[Data records]
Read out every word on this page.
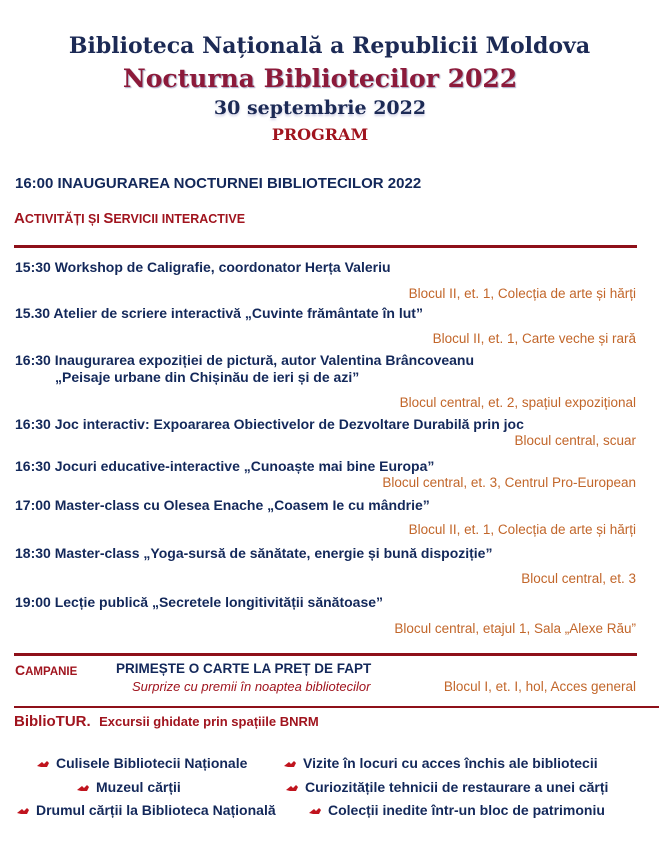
Biblioteca Națională a Republicii Moldova
Nocturna Bibliotecilor 2022
30 septembrie 2022
PROGRAM
16:00 INAUGURAREA NOCTURNEI BIBLIOTECILOR 2022
ACTIVITĂȚI ȘI SERVICII INTERACTIVE
15:30 Workshop de Caligrafie, coordonator Herța Valeriu
Blocul II, et. 1, Colecția de arte și hărți
15.30 Atelier de scriere interactivă „Cuvinte frământate în lut”
Blocul II, et. 1, Carte veche și rară
16:30 Inaugurarea expoziției de pictură, autor Valentina Brâncoveanu
„Peisaje urbane din Chișinău de ieri și de azi”
Blocul central, et. 2, spațiul expozițional
16:30 Joc interactiv: Expoararea Obiectivelor de Dezvoltare Durabilă prin joc
Blocul central, scuar
16:30 Jocuri educative-interactive „Cunoaște mai bine Europa”
Blocul central, et. 3, Centrul Pro-European
17:00 Master-class cu Olesea Enache „Coasem Ie cu mândrie”
Blocul II, et. 1, Colecția de arte și hărți
18:30 Master-class „Yoga-sursă de sănătate, energie și bună dispoziție”
Blocul central, et. 3
19:00 Lecție publică „Secretele longitivității sănătoase”
Blocul central, etajul 1, Sala „Alexe Rău”
CAMPANIE	PRIMEȘTE O CARTE LA PREȚ DE FAPT
Surprize cu premii în noaptea bibliotecilor	Blocul I, et. I, hol, Acces general
BiblioTUR. Excursii ghidate prin spațiile BNRM
Culisele Bibliotecii Naționale	Vizite în locuri cu acces închis ale bibliotecii
Muzeul cărții	Curiozitățile tehnicii de restaurare a unei cărți
Drumul cărții la Biblioteca Națională	Colecții inedite într-un bloc de patrimoniu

__WHAT THE EXERCISE ASKS__
Output all of the data exactly as it stands, minus any images.

__COMPLETED TASK__
Read out every word on this page.
Biblioteca Națională a Republicii Moldova
Nocturna Bibliotecilor 2022
30 septembrie 2022
PROGRAM
16:00 INAUGURAREA NOCTURNEI BIBLIOTECILOR 2022
ACTIVITĂȚI ȘI SERVICII INTERACTIVE
15:30 Workshop de Caligrafie, coordonator Herța Valeriu
Blocul II, et. 1, Colecția de arte și hărți
15.30 Atelier de scriere interactivă „Cuvinte frământate în lut”
Blocul II, et. 1, Carte veche și rară
16:30 Inaugurarea expoziției de pictură, autor Valentina Brâncoveanu
„Peisaje urbane din Chișinău de ieri și de azi”
Blocul central, et. 2, spațiul expozițional
16:30 Joc interactiv: Expoararea Obiectivelor de Dezvoltare Durabilă prin joc
Blocul central, scuar
16:30 Jocuri educative-interactive „Cunoaște mai bine Europa”
Blocul central, et. 3, Centrul Pro-European
17:00 Master-class cu Olesea Enache „Coasem Ie cu mândrie”
Blocul II, et. 1, Colecția de arte și hărți
18:30 Master-class „Yoga-sursă de sănătate, energie și bună dispoziție”
Blocul central, et. 3
19:00 Lecție publică „Secretele longitivității sănătoase”
Blocul central, etajul 1, Sala „Alexe Rău”
CAMPANIE	PRIMEȘTE O CARTE LA PREȚ DE FAPT
Surprize cu premii în noaptea bibliotecilor	Blocul I, et. I, hol, Acces general
BiblioTUR. Excursii ghidate prin spațiile BNRM
Culisele Bibliotecii Naționale	Vizite în locuri cu acces închis ale bibliotecii
Muzeul cărții	Curiozitățile tehnicii de restaurare a unei cărți
Drumul cărții la Biblioteca Națională	Colecții inedite într-un bloc de patrimoniu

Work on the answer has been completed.